> TO BE DONE: In the entries that follow, find the word "text" and report each line it is on.

---- DATA SECTION

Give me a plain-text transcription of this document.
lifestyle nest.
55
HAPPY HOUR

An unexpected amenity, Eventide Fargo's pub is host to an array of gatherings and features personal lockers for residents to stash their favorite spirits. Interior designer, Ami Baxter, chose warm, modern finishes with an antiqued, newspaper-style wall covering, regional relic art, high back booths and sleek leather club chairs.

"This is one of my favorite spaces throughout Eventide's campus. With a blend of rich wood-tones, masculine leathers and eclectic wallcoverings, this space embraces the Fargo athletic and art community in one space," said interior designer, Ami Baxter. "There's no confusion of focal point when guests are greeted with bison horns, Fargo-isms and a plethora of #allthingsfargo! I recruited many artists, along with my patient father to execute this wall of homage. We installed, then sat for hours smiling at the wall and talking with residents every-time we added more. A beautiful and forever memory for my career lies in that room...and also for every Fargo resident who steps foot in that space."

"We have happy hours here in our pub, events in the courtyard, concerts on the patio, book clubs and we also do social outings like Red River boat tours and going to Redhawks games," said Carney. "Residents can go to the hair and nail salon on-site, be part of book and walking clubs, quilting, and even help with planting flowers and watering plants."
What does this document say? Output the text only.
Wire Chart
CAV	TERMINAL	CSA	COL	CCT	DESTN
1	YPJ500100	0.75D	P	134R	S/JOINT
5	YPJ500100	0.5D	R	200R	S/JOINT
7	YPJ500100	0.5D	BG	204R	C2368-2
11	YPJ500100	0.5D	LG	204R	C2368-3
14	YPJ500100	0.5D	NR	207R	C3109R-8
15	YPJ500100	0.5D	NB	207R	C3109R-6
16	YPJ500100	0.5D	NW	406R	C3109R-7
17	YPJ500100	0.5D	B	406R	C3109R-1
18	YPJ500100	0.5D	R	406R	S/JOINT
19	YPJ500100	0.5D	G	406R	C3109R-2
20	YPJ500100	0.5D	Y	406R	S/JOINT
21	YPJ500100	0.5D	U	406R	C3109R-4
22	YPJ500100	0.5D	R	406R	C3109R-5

--------

> EXERCISE RESPONSE:
Give me a plain-text transcription of this document.
What does this document say? Output the text only.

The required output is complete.